═════ Supplied data

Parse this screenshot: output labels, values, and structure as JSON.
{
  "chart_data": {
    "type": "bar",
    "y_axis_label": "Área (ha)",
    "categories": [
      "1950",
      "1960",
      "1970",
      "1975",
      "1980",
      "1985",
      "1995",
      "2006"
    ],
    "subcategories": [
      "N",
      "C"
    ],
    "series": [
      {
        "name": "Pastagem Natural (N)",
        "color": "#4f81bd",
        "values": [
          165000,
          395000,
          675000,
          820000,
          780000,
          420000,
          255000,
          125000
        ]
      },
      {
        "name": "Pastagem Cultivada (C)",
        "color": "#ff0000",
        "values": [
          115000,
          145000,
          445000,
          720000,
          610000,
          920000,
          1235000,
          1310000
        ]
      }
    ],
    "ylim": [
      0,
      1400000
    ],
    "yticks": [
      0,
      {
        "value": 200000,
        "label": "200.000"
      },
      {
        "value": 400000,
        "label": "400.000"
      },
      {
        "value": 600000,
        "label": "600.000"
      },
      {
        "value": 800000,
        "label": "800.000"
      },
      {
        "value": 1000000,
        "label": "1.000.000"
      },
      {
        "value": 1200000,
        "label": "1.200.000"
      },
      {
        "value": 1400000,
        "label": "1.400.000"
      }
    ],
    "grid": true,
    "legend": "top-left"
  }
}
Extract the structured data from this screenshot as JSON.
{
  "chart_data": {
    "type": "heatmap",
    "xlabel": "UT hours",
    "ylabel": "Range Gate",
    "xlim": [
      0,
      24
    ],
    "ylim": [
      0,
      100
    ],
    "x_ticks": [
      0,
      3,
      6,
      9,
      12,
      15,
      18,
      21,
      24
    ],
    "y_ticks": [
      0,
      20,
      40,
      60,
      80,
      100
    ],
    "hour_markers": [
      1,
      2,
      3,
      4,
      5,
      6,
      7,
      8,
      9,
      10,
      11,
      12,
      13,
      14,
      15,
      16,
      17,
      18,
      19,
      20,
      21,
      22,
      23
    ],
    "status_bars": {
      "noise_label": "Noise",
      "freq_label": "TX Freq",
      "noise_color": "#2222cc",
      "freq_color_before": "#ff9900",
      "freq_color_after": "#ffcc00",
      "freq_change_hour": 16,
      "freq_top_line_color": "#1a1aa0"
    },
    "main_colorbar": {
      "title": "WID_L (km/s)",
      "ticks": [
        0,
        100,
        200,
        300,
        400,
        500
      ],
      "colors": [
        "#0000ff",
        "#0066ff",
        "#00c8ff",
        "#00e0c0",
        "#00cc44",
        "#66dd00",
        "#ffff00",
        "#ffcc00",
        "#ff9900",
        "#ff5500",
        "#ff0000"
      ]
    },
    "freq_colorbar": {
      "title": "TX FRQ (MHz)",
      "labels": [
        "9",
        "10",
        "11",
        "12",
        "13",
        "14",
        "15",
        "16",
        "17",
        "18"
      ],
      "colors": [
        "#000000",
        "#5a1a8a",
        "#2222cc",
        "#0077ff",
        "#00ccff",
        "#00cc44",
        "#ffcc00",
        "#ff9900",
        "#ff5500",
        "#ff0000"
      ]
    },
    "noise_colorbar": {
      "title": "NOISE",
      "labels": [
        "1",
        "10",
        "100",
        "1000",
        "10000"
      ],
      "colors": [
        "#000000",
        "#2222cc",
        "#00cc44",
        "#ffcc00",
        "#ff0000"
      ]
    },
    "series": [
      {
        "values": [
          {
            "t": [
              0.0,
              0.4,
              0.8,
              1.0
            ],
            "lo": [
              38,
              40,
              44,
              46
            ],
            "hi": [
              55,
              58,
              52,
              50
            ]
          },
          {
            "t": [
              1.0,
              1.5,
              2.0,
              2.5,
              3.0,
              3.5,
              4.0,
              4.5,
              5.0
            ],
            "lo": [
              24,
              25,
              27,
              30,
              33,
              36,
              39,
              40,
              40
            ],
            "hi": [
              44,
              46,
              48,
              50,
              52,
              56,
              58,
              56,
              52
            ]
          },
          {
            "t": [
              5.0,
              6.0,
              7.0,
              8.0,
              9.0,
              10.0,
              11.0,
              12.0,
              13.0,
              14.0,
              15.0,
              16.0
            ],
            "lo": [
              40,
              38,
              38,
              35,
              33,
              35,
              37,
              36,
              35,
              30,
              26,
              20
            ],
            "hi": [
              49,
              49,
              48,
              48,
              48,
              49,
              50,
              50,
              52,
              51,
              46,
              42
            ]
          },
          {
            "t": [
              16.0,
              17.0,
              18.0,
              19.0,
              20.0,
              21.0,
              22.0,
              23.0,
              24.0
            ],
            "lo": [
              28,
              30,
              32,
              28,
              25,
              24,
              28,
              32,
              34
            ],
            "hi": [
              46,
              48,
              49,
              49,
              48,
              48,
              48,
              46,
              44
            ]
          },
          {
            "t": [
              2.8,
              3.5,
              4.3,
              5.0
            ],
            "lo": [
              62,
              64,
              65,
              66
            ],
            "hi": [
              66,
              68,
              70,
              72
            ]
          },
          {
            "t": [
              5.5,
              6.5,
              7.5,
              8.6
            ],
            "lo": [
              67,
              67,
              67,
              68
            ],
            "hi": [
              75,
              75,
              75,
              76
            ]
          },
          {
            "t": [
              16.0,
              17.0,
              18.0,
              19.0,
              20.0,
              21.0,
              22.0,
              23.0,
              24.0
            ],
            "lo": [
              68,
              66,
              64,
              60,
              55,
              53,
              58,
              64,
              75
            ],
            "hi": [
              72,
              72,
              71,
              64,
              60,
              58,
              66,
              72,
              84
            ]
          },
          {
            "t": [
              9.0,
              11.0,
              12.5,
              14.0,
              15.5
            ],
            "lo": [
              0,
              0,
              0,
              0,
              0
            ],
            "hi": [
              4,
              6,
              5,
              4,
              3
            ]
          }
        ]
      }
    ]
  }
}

══════════

◆ Aim of the exercise
Gather each line in these records that contains the string "screenshot".

◆ Response to this task
Parse this screenshot: output labels, values, and structure as JSON.
Extract the structured data from this screenshot as JSON.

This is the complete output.